The task → Your task is to reproduce the material exactly.

Stored dataset items →
◆ ◆ ◆
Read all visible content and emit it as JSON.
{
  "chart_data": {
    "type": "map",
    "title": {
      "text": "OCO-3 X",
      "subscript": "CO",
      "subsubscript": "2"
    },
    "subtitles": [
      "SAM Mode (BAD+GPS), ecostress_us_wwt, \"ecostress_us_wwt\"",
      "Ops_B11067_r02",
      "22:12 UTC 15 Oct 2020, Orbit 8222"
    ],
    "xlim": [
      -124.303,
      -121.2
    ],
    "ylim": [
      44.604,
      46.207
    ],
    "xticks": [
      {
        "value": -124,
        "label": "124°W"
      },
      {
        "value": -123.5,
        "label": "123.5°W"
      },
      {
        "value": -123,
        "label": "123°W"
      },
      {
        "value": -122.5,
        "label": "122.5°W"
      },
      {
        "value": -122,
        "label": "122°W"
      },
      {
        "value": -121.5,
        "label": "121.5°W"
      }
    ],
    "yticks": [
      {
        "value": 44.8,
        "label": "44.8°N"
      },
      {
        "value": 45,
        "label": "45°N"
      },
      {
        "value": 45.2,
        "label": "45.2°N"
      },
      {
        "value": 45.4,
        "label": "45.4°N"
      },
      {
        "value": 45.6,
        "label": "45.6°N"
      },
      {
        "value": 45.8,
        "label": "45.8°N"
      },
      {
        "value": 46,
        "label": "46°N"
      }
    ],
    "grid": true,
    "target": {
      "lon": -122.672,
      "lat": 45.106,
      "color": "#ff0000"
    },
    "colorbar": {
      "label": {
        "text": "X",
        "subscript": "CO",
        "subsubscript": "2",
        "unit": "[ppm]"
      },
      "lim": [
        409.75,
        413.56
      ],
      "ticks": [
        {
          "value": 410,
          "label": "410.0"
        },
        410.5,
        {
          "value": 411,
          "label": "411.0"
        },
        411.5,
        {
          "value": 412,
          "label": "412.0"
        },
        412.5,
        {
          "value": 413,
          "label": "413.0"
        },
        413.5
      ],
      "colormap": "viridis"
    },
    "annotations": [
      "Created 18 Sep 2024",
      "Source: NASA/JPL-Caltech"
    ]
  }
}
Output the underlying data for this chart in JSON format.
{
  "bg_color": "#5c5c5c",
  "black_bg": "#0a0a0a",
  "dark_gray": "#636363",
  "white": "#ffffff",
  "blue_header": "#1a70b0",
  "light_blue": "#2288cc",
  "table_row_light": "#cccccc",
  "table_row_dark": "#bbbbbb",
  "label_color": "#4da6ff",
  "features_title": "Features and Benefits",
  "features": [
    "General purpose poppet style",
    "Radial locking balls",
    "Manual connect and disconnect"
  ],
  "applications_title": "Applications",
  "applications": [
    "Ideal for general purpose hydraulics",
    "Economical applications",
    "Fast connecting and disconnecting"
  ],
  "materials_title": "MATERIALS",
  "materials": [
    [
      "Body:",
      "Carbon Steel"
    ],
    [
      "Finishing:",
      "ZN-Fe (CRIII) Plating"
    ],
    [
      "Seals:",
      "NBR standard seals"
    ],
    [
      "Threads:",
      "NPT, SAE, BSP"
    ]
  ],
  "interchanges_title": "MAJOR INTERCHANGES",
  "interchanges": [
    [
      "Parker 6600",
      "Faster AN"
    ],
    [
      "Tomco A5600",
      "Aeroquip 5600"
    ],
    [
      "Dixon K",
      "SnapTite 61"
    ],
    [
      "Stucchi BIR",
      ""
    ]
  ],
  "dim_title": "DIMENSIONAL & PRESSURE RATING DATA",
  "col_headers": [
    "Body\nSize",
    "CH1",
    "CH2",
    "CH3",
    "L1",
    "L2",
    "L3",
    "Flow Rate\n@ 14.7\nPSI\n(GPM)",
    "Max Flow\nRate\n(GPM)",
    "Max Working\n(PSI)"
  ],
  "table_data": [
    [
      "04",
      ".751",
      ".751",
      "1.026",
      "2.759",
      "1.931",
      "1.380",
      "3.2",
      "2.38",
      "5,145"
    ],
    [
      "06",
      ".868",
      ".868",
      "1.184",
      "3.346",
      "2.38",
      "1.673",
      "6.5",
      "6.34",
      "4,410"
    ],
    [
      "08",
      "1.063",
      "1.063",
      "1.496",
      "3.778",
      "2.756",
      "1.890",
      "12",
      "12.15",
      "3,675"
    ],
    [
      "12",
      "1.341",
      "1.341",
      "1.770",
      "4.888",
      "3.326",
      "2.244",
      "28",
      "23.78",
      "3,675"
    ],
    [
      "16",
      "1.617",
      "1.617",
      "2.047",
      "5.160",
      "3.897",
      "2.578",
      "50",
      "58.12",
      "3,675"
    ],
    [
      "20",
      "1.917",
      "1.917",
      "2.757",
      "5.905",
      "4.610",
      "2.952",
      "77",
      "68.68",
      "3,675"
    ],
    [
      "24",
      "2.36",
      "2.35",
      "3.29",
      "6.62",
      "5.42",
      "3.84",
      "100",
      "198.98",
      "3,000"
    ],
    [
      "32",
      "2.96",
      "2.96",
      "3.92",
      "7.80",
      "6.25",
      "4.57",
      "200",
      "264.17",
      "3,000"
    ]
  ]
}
◆ ◆ ◆
Full output →
Read all visible content and emit it as JSON.
{
  "chart_data": {
    "type": "map",
    "title": {
      "text": "OCO-3 X",
      "subscript": "CO",
      "subsubscript": "2"
    },
    "subtitles": [
      "SAM Mode (BAD+GPS), ecostress_us_wwt, \"ecostress_us_wwt\"",
      "Ops_B11067_r02",
      "22:12 UTC 15 Oct 2020, Orbit 8222"
    ],
    "xlim": [
      -124.303,
      -121.2
    ],
    "ylim": [
      44.604,
      46.207
    ],
    "xticks": [
      {
        "value": -124,
        "label": "124°W"
      },
      {
        "value": -123.5,
        "label": "123.5°W"
      },
      {
        "value": -123,
        "label": "123°W"
      },
      {
        "value": -122.5,
        "label": "122.5°W"
      },
      {
        "value": -122,
        "label": "122°W"
      },
      {
        "value": -121.5,
        "label": "121.5°W"
      }
    ],
    "yticks": [
      {
        "value": 44.8,
        "label": "44.8°N"
      },
      {
        "value": 45,
        "label": "45°N"
      },
      {
        "value": 45.2,
        "label": "45.2°N"
      },
      {
        "value": 45.4,
        "label": "45.4°N"
      },
      {
        "value": 45.6,
        "label": "45.6°N"
      },
      {
        "value": 45.8,
        "label": "45.8°N"
      },
      {
        "value": 46,
        "label": "46°N"
      }
    ],
    "grid": true,
    "target": {
      "lon": -122.672,
      "lat": 45.106,
      "color": "#ff0000"
    },
    "colorbar": {
      "label": {
        "text": "X",
        "subscript": "CO",
        "subsubscript": "2",
        "unit": "[ppm]"
      },
      "lim": [
        409.75,
        413.56
      ],
      "ticks": [
        {
          "value": 410,
          "label": "410.0"
        },
        410.5,
        {
          "value": 411,
          "label": "411.0"
        },
        411.5,
        {
          "value": 412,
          "label": "412.0"
        },
        412.5,
        {
          "value": 413,
          "label": "413.0"
        },
        413.5
      ],
      "colormap": "viridis"
    },
    "annotations": [
      "Created 18 Sep 2024",
      "Source: NASA/JPL-Caltech"
    ]
  }
}
Output the underlying data for this chart in JSON format.
{
  "bg_color": "#5c5c5c",
  "black_bg": "#0a0a0a",
  "dark_gray": "#636363",
  "white": "#ffffff",
  "blue_header": "#1a70b0",
  "light_blue": "#2288cc",
  "table_row_light": "#cccccc",
  "table_row_dark": "#bbbbbb",
  "label_color": "#4da6ff",
  "features_title": "Features and Benefits",
  "features": [
    "General purpose poppet style",
    "Radial locking balls",
    "Manual connect and disconnect"
  ],
  "applications_title": "Applications",
  "applications": [
    "Ideal for general purpose hydraulics",
    "Economical applications",
    "Fast connecting and disconnecting"
  ],
  "materials_title": "MATERIALS",
  "materials": [
    [
      "Body:",
      "Carbon Steel"
    ],
    [
      "Finishing:",
      "ZN-Fe (CRIII) Plating"
    ],
    [
      "Seals:",
      "NBR standard seals"
    ],
    [
      "Threads:",
      "NPT, SAE, BSP"
    ]
  ],
  "interchanges_title": "MAJOR INTERCHANGES",
  "interchanges": [
    [
      "Parker 6600",
      "Faster AN"
    ],
    [
      "Tomco A5600",
      "Aeroquip 5600"
    ],
    [
      "Dixon K",
      "SnapTite 61"
    ],
    [
      "Stucchi BIR",
      ""
    ]
  ],
  "dim_title": "DIMENSIONAL & PRESSURE RATING DATA",
  "col_headers": [
    "Body\nSize",
    "CH1",
    "CH2",
    "CH3",
    "L1",
    "L2",
    "L3",
    "Flow Rate\n@ 14.7\nPSI\n(GPM)",
    "Max Flow\nRate\n(GPM)",
    "Max Working\n(PSI)"
  ],
  "table_data": [
    [
      "04",
      ".751",
      ".751",
      "1.026",
      "2.759",
      "1.931",
      "1.380",
      "3.2",
      "2.38",
      "5,145"
    ],
    [
      "06",
      ".868",
      ".868",
      "1.184",
      "3.346",
      "2.38",
      "1.673",
      "6.5",
      "6.34",
      "4,410"
    ],
    [
      "08",
      "1.063",
      "1.063",
      "1.496",
      "3.778",
      "2.756",
      "1.890",
      "12",
      "12.15",
      "3,675"
    ],
    [
      "12",
      "1.341",
      "1.341",
      "1.770",
      "4.888",
      "3.326",
      "2.244",
      "28",
      "23.78",
      "3,675"
    ],
    [
      "16",
      "1.617",
      "1.617",
      "2.047",
      "5.160",
      "3.897",
      "2.578",
      "50",
      "58.12",
      "3,675"
    ],
    [
      "20",
      "1.917",
      "1.917",
      "2.757",
      "5.905",
      "4.610",
      "2.952",
      "77",
      "68.68",
      "3,675"
    ],
    [
      "24",
      "2.36",
      "2.35",
      "3.29",
      "6.62",
      "5.42",
      "3.84",
      "100",
      "198.98",
      "3,000"
    ],
    [
      "32",
      "2.96",
      "2.96",
      "3.92",
      "7.80",
      "6.25",
      "4.57",
      "200",
      "264.17",
      "3,000"
    ]
  ]
}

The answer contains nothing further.